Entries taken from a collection
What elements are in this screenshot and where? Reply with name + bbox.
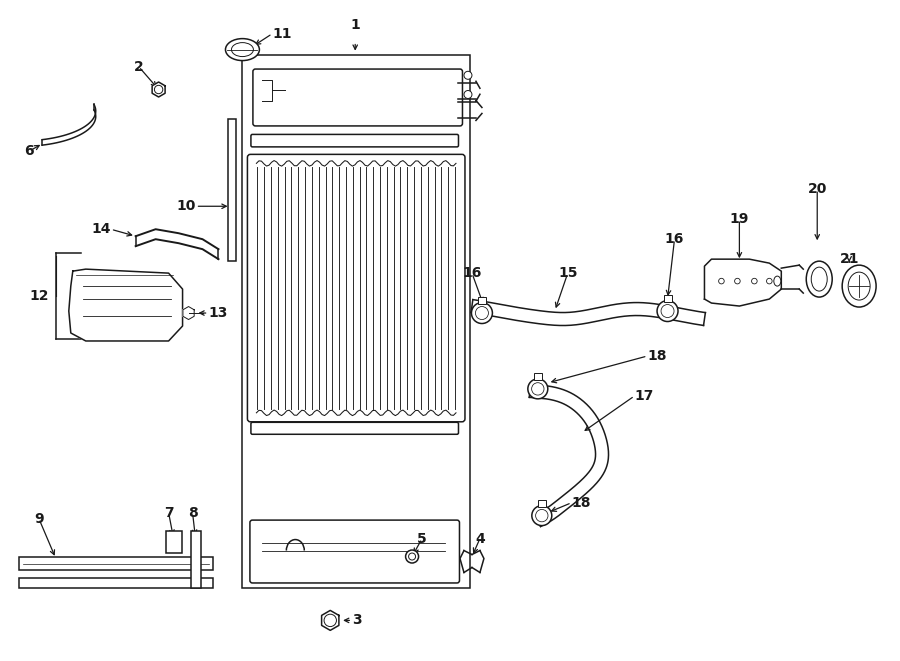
Circle shape [324, 614, 337, 627]
Bar [19, 578, 213, 588]
Circle shape [532, 383, 544, 395]
Text: 18: 18 [648, 349, 667, 363]
Bar [242, 55, 470, 588]
Text: 9: 9 [34, 512, 44, 525]
Text: 6: 6 [24, 144, 33, 159]
Polygon shape [68, 269, 183, 341]
Ellipse shape [806, 261, 832, 297]
Text: 7: 7 [164, 506, 174, 520]
Text: 5: 5 [418, 531, 427, 545]
FancyBboxPatch shape [248, 155, 465, 422]
Circle shape [464, 91, 472, 98]
Text: 16: 16 [665, 232, 684, 246]
Circle shape [527, 379, 548, 399]
Circle shape [409, 553, 416, 560]
Polygon shape [152, 82, 165, 97]
Circle shape [475, 307, 489, 319]
Circle shape [767, 278, 772, 284]
Bar [663, 295, 671, 301]
FancyBboxPatch shape [251, 134, 458, 147]
Text: 4: 4 [475, 531, 485, 545]
Bar [19, 557, 213, 570]
Bar [191, 531, 201, 588]
Text: 20: 20 [807, 182, 827, 196]
Polygon shape [321, 610, 339, 631]
Circle shape [464, 71, 472, 79]
Text: 1: 1 [350, 18, 360, 32]
Ellipse shape [226, 38, 259, 61]
Circle shape [472, 303, 492, 323]
Text: 11: 11 [273, 26, 292, 40]
Text: 10: 10 [176, 199, 195, 214]
Circle shape [718, 278, 724, 284]
Text: 3: 3 [352, 613, 362, 627]
Bar [538, 500, 545, 506]
Ellipse shape [848, 272, 870, 300]
Circle shape [661, 305, 674, 317]
Text: 8: 8 [188, 506, 197, 520]
Ellipse shape [774, 276, 781, 286]
Bar [534, 373, 542, 380]
Bar [166, 531, 182, 553]
Ellipse shape [231, 42, 254, 57]
Circle shape [406, 550, 419, 563]
Text: 19: 19 [730, 212, 749, 226]
Ellipse shape [842, 265, 876, 307]
Ellipse shape [811, 267, 827, 291]
Text: 16: 16 [463, 266, 482, 280]
Text: 13: 13 [209, 306, 228, 320]
Text: 14: 14 [91, 222, 111, 236]
Text: 21: 21 [840, 252, 859, 266]
FancyBboxPatch shape [253, 69, 463, 126]
FancyBboxPatch shape [251, 422, 458, 434]
Text: 12: 12 [29, 289, 49, 303]
Polygon shape [705, 259, 781, 306]
FancyBboxPatch shape [250, 520, 460, 583]
Bar [229, 120, 236, 261]
Text: 15: 15 [558, 266, 578, 280]
Bar [478, 297, 486, 303]
Polygon shape [183, 307, 194, 319]
Text: 17: 17 [634, 389, 654, 403]
Circle shape [657, 301, 678, 321]
Circle shape [532, 506, 552, 525]
Circle shape [752, 278, 757, 284]
Text: 18: 18 [572, 496, 591, 510]
Circle shape [155, 85, 163, 94]
Circle shape [536, 510, 548, 522]
Circle shape [734, 278, 740, 284]
Text: 2: 2 [134, 59, 143, 73]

Task statement
Substitute "Round marker" for every "Circle shape" in the lines above, leave everything else the same, and omit the pictures.

Output for this task
What elements are in this screenshot and where? Reply with name + bbox.
Round marker [324, 614, 337, 627]
Bar [19, 578, 213, 588]
Round marker [532, 383, 544, 395]
Text: 18: 18 [648, 349, 667, 363]
Bar [242, 55, 470, 588]
Text: 9: 9 [34, 512, 44, 525]
Text: 6: 6 [24, 144, 33, 159]
Polygon shape [68, 269, 183, 341]
Ellipse shape [806, 261, 832, 297]
Text: 7: 7 [164, 506, 174, 520]
Text: 5: 5 [418, 531, 427, 545]
FancyBboxPatch shape [248, 155, 465, 422]
Round marker [464, 91, 472, 98]
Text: 16: 16 [665, 232, 684, 246]
Round marker [527, 379, 548, 399]
Round marker [409, 553, 416, 560]
Polygon shape [152, 82, 165, 97]
Round marker [475, 307, 489, 319]
Round marker [767, 278, 772, 284]
Bar [663, 295, 671, 301]
FancyBboxPatch shape [251, 134, 458, 147]
Text: 4: 4 [475, 531, 485, 545]
Bar [19, 557, 213, 570]
Bar [191, 531, 201, 588]
Text: 20: 20 [807, 182, 827, 196]
Polygon shape [321, 610, 339, 631]
Round marker [464, 71, 472, 79]
Text: 1: 1 [350, 18, 360, 32]
Ellipse shape [226, 38, 259, 61]
Round marker [472, 303, 492, 323]
Text: 11: 11 [273, 26, 292, 40]
Text: 10: 10 [176, 199, 195, 214]
Round marker [718, 278, 724, 284]
Text: 3: 3 [352, 613, 362, 627]
Bar [538, 500, 545, 506]
Ellipse shape [848, 272, 870, 300]
Round marker [661, 305, 674, 317]
Text: 8: 8 [188, 506, 197, 520]
Ellipse shape [774, 276, 781, 286]
Bar [534, 373, 542, 380]
Bar [166, 531, 182, 553]
Ellipse shape [231, 42, 254, 57]
Round marker [406, 550, 419, 563]
Text: 19: 19 [730, 212, 749, 226]
Ellipse shape [842, 265, 876, 307]
Ellipse shape [811, 267, 827, 291]
Text: 16: 16 [463, 266, 482, 280]
Text: 13: 13 [209, 306, 228, 320]
Text: 14: 14 [91, 222, 111, 236]
Text: 21: 21 [840, 252, 859, 266]
FancyBboxPatch shape [253, 69, 463, 126]
FancyBboxPatch shape [251, 422, 458, 434]
Text: 12: 12 [29, 289, 49, 303]
Polygon shape [705, 259, 781, 306]
FancyBboxPatch shape [250, 520, 460, 583]
Bar [229, 120, 236, 261]
Text: 15: 15 [558, 266, 578, 280]
Bar [478, 297, 486, 303]
Polygon shape [183, 307, 194, 319]
Text: 17: 17 [634, 389, 654, 403]
Round marker [657, 301, 678, 321]
Round marker [532, 506, 552, 525]
Round marker [752, 278, 757, 284]
Text: 18: 18 [572, 496, 591, 510]
Round marker [155, 85, 163, 94]
Round marker [536, 510, 548, 522]
Round marker [734, 278, 740, 284]
Text: 2: 2 [134, 59, 143, 73]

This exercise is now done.